• _Written request_
From the entries that follow, extract each line holding the string "screenshot".

** begin Input for this task **

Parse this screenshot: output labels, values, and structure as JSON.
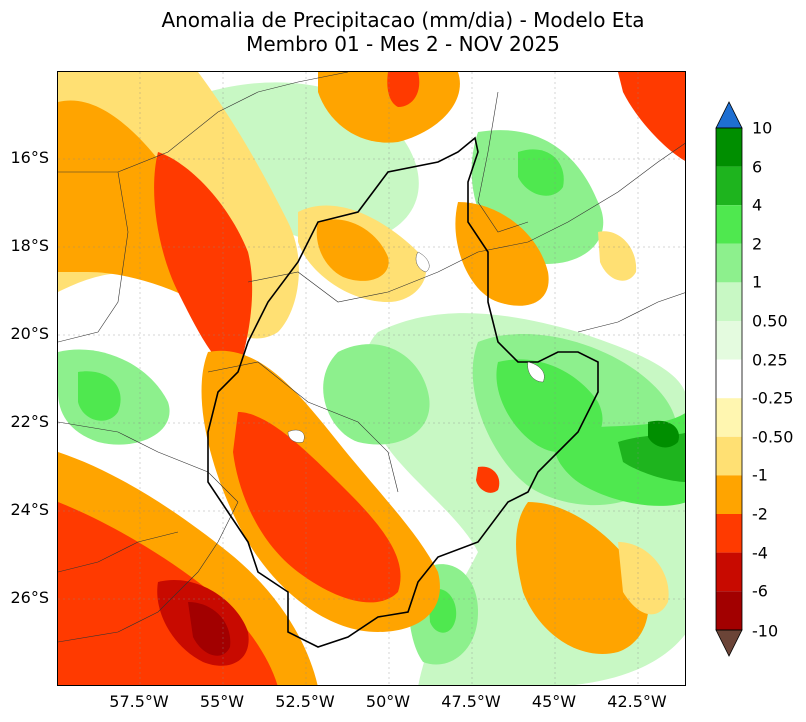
{
  "title": {
    "line1": "Anomalia de Precipitacao (mm/dia) - Modelo Eta",
    "line2": "Membro 01 - Mes 2 - NOV 2025"
  },
  "map": {
    "lat_labels": [
      "16°S",
      "18°S",
      "20°S",
      "22°S",
      "24°S",
      "26°S"
    ],
    "lon_labels": [
      "57.5°W",
      "55°W",
      "52.5°W",
      "50°W",
      "47.5°W",
      "45°W",
      "42.5°W"
    ]
  },
  "colorbar": {
    "tick_labels": [
      "10",
      "6",
      "4",
      "2",
      "1",
      "0.50",
      "0.25",
      "-0.25",
      "-0.50",
      "-1",
      "-2",
      "-4",
      "-6",
      "-10"
    ],
    "colors": {
      "above_max": "#1e6fd2",
      "c10_6": "#008e00",
      "c6_4": "#1eb41e",
      "c4_2": "#4fe84f",
      "c2_1": "#8df08d",
      "c1_050": "#c8f8c4",
      "c050_025": "#e4fbdf",
      "neutral": "#ffffff",
      "cm025_m050": "#fff6b0",
      "cm050_m1": "#ffe073",
      "cm1_m2": "#ffa400",
      "cm2_m4": "#ff3a00",
      "cm4_m6": "#c80a00",
      "cm6_m10": "#a20000",
      "below_min": "#6b4437"
    }
  }
}
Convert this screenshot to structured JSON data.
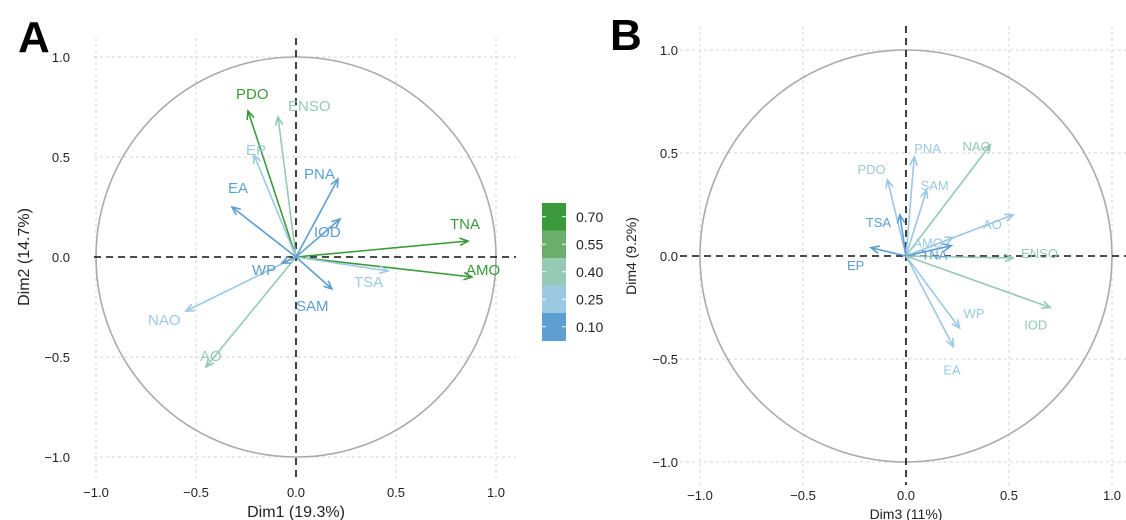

** end Input for this task **

• _Output of the exercise_
Parse this screenshot: output labels, values, and structure as JSON.
Convert this screenshot to structured JSON data.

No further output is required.